It was okay for an introduction to the methods, but I would have liked to learn about them in more details, i.e. the course was too short.

By Monika K

Apr 29, 2016

This level of detail was good for easier statistical concepts but there are much better courses on Coursera for Machine Learning

By Ponciano R

Jan 23, 2019

It´s a good course but it does not goes deep enough in the examples and techniques.

By Xiaoyang G

Apr 15, 2016

It's not an intro class. But you can practice a lot if you know something.

By Tristan B

Mar 1, 2016

Not deep enough on diagnostic and interpretation

By Karthick K

Dec 12, 2016

Course could be better

By Teo S

Oct 31, 2016

Personally felt this course have a lot more potential. The explanations in the lectures felt very robotic especially when describing the scripts. At times the lectures slides felt like displaying the subtitles and reading off them. A lot more diagrams could have been illustrated for explanations. I have to watch other videos in youtube to get a better grasp of the concepts.

Good thing is that this is an introductory course, and the codes are given.

By Vanessa Q M

Sep 4, 2017

It goes over and over about the adolescent examples, which makes it annoying. The quality and production of the video is bad. Why to use moving scenes in the background (like the horses or the highway)? That's distractive and takes the focus of the content, better to use a blackboard.

EXERCISE INSTRUCTIONS ->
1. Answer these questions from the course reviews:
(a) Which two moving background scenes does the last review name?
(b) According to the review that mentions watching videos on YouTube, what is given in the course?
(c) For which subject does one review say Coursera has much better courses?
2. Extend the course reviews, starting after their final sentence.

DATA LISTING ->
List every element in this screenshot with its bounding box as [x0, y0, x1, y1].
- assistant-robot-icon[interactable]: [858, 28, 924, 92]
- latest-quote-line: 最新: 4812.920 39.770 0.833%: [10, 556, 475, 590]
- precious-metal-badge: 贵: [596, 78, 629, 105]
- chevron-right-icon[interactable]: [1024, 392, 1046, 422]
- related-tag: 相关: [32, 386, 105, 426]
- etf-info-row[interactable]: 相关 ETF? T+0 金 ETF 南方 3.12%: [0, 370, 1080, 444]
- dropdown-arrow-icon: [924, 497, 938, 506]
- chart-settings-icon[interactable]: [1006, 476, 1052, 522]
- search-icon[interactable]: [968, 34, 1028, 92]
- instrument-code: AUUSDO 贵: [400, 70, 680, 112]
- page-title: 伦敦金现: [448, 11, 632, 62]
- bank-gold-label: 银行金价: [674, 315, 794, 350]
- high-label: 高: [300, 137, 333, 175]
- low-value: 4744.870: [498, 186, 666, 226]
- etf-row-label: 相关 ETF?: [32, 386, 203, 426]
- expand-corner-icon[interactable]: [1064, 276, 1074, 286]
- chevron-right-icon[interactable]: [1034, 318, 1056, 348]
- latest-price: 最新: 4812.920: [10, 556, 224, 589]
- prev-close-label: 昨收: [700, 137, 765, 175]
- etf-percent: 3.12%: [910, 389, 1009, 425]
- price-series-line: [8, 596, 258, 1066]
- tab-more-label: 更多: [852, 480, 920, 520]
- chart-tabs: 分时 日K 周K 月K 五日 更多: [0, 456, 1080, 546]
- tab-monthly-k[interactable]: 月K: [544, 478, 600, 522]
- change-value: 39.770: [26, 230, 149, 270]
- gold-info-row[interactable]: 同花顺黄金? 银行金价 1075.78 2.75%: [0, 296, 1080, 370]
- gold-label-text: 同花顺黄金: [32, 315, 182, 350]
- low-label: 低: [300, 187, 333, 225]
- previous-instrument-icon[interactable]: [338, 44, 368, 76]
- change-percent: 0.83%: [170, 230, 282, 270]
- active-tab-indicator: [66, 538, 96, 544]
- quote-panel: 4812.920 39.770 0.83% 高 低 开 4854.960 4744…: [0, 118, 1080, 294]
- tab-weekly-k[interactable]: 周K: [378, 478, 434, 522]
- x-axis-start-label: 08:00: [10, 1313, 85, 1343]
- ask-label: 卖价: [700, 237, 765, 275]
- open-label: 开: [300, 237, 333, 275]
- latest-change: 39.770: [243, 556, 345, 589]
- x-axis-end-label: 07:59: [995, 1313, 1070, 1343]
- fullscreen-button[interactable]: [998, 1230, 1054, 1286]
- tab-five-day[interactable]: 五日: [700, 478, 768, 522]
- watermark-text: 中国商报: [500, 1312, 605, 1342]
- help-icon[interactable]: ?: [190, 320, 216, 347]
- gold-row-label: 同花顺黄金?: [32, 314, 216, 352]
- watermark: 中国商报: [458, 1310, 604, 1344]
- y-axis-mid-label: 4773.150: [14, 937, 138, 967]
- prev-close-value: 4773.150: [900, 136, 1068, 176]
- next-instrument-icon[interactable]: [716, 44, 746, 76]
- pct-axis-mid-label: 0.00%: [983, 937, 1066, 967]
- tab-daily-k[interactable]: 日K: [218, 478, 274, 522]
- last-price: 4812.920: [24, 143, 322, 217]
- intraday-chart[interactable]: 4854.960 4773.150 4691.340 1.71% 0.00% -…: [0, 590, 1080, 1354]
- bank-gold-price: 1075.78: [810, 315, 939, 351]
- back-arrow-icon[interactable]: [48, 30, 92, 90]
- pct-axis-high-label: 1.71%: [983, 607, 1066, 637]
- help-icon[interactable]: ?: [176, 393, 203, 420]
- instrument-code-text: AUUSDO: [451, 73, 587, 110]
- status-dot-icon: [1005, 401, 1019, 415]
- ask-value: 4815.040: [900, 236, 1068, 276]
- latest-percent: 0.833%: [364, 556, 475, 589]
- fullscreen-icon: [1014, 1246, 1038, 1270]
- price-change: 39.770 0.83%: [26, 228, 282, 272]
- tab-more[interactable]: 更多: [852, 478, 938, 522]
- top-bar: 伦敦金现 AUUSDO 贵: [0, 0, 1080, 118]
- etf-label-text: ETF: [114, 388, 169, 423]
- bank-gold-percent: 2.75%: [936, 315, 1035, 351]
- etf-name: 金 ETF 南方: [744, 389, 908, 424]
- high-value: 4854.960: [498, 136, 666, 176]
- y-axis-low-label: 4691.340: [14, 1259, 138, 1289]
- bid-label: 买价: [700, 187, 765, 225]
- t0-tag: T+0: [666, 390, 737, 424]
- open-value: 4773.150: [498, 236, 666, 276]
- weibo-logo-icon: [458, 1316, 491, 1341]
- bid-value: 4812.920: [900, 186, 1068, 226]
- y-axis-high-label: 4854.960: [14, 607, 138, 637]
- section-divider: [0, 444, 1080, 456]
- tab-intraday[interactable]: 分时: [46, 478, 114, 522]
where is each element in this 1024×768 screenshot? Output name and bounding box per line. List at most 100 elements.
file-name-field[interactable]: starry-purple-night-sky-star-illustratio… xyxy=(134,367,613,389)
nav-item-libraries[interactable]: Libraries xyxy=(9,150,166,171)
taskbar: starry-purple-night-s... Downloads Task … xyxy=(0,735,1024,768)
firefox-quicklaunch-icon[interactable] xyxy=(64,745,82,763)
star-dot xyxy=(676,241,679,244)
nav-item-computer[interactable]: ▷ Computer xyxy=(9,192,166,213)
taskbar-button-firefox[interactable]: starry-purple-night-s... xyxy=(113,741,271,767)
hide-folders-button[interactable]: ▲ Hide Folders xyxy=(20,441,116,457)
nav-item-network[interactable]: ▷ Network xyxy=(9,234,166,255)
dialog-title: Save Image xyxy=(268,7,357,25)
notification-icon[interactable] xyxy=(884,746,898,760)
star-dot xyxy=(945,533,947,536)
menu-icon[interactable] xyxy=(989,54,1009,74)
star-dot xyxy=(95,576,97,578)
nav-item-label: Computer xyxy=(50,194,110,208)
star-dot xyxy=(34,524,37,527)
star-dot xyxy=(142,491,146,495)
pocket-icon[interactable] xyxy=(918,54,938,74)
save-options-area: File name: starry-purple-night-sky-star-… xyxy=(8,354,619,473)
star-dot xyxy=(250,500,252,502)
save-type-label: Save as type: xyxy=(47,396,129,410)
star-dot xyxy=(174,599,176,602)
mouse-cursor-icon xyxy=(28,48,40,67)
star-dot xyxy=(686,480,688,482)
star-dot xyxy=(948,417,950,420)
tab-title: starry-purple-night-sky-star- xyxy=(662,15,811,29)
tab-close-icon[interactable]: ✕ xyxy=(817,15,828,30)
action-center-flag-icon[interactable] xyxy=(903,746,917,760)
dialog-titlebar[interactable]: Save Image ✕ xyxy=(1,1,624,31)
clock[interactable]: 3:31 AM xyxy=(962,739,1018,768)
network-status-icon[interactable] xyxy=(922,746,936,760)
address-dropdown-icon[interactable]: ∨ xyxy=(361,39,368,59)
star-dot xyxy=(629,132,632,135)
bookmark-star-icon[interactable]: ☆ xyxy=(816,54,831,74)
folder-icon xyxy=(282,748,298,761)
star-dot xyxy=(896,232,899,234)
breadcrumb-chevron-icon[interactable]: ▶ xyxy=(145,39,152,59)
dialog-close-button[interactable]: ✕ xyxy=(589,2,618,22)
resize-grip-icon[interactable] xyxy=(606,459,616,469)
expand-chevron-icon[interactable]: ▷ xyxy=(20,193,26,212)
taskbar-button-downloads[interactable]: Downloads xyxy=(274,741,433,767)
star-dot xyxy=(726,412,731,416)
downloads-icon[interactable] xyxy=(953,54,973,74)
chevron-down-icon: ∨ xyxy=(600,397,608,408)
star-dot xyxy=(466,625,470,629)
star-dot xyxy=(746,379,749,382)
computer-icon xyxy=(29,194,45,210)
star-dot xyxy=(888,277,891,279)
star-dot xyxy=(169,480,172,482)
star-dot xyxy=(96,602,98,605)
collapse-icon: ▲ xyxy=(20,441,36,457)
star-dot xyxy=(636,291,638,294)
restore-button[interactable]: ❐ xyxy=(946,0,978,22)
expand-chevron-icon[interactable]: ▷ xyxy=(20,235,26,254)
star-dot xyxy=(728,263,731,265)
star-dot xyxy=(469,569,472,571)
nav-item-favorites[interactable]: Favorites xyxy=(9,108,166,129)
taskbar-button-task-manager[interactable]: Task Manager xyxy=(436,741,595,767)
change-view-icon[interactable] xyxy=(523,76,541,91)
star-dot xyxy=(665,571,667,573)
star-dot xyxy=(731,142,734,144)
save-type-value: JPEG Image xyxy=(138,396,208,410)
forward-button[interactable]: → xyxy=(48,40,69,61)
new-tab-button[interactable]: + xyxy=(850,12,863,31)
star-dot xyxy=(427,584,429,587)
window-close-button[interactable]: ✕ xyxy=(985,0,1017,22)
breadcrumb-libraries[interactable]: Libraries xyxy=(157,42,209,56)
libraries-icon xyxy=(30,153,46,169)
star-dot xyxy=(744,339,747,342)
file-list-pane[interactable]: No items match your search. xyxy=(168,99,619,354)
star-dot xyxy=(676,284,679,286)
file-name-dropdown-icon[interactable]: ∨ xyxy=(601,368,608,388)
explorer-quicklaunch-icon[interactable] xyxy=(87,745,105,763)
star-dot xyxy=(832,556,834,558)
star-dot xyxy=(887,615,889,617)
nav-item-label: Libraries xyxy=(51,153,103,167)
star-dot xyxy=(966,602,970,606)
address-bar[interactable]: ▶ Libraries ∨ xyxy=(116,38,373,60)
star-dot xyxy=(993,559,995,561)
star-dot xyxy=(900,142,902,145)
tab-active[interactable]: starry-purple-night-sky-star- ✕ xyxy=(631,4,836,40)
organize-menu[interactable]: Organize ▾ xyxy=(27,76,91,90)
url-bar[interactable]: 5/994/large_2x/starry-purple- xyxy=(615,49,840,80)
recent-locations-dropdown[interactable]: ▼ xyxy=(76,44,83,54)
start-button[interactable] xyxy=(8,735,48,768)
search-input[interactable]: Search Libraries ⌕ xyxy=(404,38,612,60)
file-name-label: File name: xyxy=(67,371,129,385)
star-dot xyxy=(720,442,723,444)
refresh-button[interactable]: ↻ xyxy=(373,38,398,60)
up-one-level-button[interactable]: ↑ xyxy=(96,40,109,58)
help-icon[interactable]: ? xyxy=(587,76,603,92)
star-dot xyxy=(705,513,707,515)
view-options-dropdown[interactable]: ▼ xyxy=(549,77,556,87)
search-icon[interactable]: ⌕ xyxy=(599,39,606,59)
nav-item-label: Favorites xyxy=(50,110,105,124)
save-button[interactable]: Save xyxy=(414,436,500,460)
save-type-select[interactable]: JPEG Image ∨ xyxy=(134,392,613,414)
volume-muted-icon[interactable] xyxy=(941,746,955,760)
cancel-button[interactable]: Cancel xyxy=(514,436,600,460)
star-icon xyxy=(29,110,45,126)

ANSWERS TO THE PROBLEMS ->
1.
(a) Horses and a highway.
(b) The codes.
(c) Machine Learning.

2.
By Остроухов М Н

Mar 6, 2018

Unfirtunately superficial and outdated view on the subject.

By THEODOSIOS M A

Sep 3, 2016

Not good at all.We see different processes without anyone making clear the reason why we should apply this processes ,under which conditions and what is the question that we have to answer when we apply these processes.The only good is that we get into some new terms and see new things.I could say that for me,it wouldn't make such a difference if it wasn't in this specialization.

By Aurimas D

Feb 1, 2019

Absolutely unbalanced course. Course has 4 different topics, but it does not explain well non of them. In reality whole course should be dedicated for at least one of provided topics.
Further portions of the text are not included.